[DIRECTIONS FOR THIS TASK] Copy all the material that follows, keeping every character the same.

┌─ INPUT DATA

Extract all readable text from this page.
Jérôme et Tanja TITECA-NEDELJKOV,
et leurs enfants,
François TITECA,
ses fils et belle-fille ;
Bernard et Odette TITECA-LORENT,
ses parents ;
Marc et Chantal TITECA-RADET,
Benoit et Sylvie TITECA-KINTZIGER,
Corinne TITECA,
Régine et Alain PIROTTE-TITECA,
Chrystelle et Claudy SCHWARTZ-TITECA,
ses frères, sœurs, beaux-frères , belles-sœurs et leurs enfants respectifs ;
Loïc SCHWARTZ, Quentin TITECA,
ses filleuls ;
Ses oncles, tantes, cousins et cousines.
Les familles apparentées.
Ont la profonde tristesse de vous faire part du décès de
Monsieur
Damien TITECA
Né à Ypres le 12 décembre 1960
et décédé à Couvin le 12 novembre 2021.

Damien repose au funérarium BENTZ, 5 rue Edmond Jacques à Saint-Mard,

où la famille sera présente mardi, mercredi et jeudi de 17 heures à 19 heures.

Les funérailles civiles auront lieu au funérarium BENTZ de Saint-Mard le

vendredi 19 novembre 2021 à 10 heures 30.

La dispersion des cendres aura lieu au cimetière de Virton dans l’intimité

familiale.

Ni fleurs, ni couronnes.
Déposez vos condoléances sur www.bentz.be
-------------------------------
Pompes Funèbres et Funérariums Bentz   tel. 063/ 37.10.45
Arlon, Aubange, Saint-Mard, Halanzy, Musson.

└─

[OUTPUT OF THE TASK]
Extract all readable text from this page.
Jérôme et Tanja TITECA-NEDELJKOV,
et leurs enfants,
François TITECA,
ses fils et belle-fille ;
Bernard et Odette TITECA-LORENT,
ses parents ;
Marc et Chantal TITECA-RADET,
Benoit et Sylvie TITECA-KINTZIGER,
Corinne TITECA,
Régine et Alain PIROTTE-TITECA,
Chrystelle et Claudy SCHWARTZ-TITECA,
ses frères, sœurs, beaux-frères , belles-sœurs et leurs enfants respectifs ;
Loïc SCHWARTZ, Quentin TITECA,
ses filleuls ;
Ses oncles, tantes, cousins et cousines.
Les familles apparentées.
Ont la profonde tristesse de vous faire part du décès de
Monsieur
Damien TITECA
Né à Ypres le 12 décembre 1960
et décédé à Couvin le 12 novembre 2021.

Damien repose au funérarium BENTZ, 5 rue Edmond Jacques à Saint-Mard,

où la famille sera présente mardi, mercredi et jeudi de 17 heures à 19 heures.

Les funérailles civiles auront lieu au funérarium BENTZ de Saint-Mard le

vendredi 19 novembre 2021 à 10 heures 30.

La dispersion des cendres aura lieu au cimetière de Virton dans l’intimité

familiale.

Ni fleurs, ni couronnes.
Déposez vos condoléances sur www.bentz.be
-------------------------------
Pompes Funèbres et Funérariums Bentz   tel. 063/ 37.10.45
Arlon, Aubange, Saint-Mard, Halanzy, Musson.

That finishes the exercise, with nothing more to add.